# Excerpted data
★ ★ ★ ★ ★ ★ ★

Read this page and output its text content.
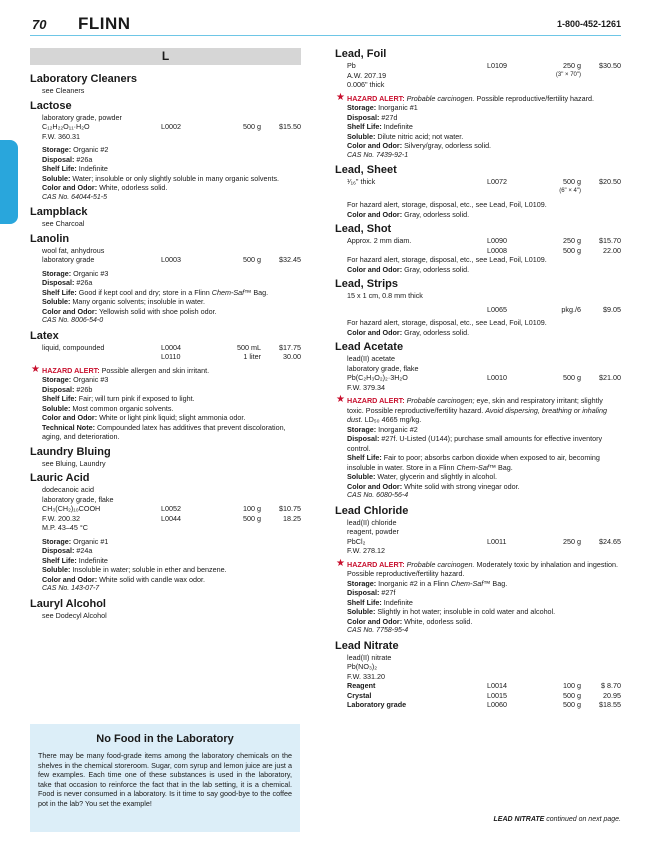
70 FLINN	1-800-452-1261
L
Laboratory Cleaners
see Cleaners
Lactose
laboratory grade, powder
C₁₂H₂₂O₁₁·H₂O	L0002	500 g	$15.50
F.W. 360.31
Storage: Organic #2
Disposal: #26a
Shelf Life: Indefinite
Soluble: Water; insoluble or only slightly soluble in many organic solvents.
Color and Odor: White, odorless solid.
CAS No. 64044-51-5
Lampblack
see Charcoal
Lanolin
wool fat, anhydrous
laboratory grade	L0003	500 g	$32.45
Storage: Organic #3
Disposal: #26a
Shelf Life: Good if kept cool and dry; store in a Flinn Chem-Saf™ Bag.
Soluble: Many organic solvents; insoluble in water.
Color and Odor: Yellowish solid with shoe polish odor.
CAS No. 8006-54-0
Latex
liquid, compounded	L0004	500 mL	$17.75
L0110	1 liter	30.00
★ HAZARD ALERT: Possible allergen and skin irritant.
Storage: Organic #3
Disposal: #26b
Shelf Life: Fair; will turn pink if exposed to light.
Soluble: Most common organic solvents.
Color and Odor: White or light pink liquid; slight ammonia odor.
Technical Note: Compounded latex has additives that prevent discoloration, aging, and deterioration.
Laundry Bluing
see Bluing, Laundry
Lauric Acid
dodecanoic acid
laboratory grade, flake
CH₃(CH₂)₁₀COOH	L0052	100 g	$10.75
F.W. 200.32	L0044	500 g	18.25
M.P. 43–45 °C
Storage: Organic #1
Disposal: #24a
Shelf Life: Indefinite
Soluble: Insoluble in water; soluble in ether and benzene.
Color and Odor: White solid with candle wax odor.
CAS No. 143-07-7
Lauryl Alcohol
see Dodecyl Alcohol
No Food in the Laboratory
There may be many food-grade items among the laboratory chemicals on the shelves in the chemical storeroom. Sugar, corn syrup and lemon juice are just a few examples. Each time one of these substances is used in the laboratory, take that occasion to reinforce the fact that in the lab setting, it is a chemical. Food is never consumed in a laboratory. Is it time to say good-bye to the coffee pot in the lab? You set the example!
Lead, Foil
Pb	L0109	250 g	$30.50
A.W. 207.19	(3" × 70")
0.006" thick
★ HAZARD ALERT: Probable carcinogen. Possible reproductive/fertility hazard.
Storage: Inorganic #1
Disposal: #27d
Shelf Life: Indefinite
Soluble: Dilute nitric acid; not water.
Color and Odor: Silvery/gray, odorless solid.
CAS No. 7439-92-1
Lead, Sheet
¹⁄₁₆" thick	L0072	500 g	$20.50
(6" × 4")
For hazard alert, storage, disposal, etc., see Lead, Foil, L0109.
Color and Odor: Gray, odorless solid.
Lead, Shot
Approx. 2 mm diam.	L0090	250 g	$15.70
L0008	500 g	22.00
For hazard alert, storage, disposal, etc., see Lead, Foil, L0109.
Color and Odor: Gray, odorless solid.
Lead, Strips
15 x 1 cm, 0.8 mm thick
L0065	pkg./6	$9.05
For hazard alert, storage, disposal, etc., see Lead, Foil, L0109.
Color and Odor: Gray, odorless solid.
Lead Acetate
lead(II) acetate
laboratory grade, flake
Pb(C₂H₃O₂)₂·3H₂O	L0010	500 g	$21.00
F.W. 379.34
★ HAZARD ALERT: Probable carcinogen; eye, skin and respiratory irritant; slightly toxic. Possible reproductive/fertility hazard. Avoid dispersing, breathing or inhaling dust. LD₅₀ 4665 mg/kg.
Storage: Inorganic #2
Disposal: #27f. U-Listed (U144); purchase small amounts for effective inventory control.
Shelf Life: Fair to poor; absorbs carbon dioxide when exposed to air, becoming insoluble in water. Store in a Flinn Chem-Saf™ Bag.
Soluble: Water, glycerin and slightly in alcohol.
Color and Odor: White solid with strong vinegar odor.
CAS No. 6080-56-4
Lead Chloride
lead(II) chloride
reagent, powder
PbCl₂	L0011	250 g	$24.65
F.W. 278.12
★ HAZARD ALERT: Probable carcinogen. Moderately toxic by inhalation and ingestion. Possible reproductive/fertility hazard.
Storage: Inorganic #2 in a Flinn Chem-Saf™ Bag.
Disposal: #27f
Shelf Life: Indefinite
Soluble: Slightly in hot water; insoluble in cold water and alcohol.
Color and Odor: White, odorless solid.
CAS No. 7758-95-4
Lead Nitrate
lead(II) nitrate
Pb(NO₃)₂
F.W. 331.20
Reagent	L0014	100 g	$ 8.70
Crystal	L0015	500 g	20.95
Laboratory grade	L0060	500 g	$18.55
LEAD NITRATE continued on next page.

★ ★ ★ ★ ★ ★ ★

# Problem to work on
Check each line of the entries for the string "thick". Copy the lines that have it.

# Problem solution
0.006" thick
¹⁄₁₆" thick	L0072	500 g	$20.50
15 x 1 cm, 0.8 mm thick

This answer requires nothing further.